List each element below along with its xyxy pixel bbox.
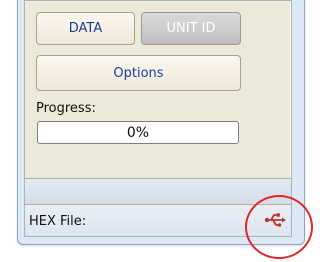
- hex-file-label: HEX File:: [29, 214, 87, 229]
- highlight-circle: [245, 195, 313, 259]
- options-button-label: Options: [113, 65, 164, 81]
- unit-id-button-label: UNIT ID: [166, 21, 216, 36]
- progress-text: 0%: [126, 124, 150, 141]
- progress-bar: 0%: [37, 121, 239, 144]
- control-panel: DATA UNIT ID Options Progress: 0% HEX Fi…: [24, 0, 292, 237]
- progress-label: Progress:: [36, 101, 96, 116]
- options-button[interactable]: Options: [36, 55, 241, 91]
- status-strip: [25, 178, 291, 205]
- data-button-label: DATA: [68, 21, 103, 36]
- data-button[interactable]: DATA: [36, 12, 135, 45]
- unit-id-button[interactable]: UNIT ID: [141, 12, 241, 45]
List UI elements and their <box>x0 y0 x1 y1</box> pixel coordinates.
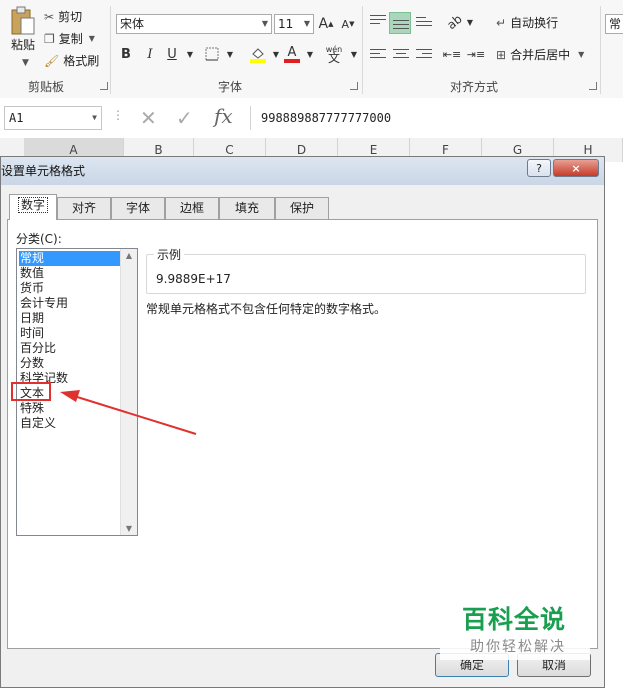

○ ○ ○ ○ ○

WHAT YOU NEED TO DO >>
Render the data from the beginning through the line containing "- progress-label: Progress:: [36, 101, 96, 116]" as a two-column CSV with the headers instruction and output. Each row pairs one instruction with its answer, each value in a single quoted field with line breaks replaced by spaces, and the pictures are left out.

EXPECTED ANSWER >>
instruction,output
"List each element below along with its xyxy pixel bbox.","- hex-file-label: HEX File:: [29, 214, 87, 229] - highlight-circle: [245, 195, 313, 259] - options-button-label: Options: [113, 65, 164, 81] - unit-id-button-label: UNIT ID: [166, 21, 216, 36] - progress-text: 0%: [126, 124, 150, 141] - progress-bar: 0%: [37, 121, 239, 144] - control-panel: DATA UNIT ID Options Progress: 0% HEX Fi…: [24, 0, 292, 237] - progress-label: Progress:: [36, 101, 96, 116]"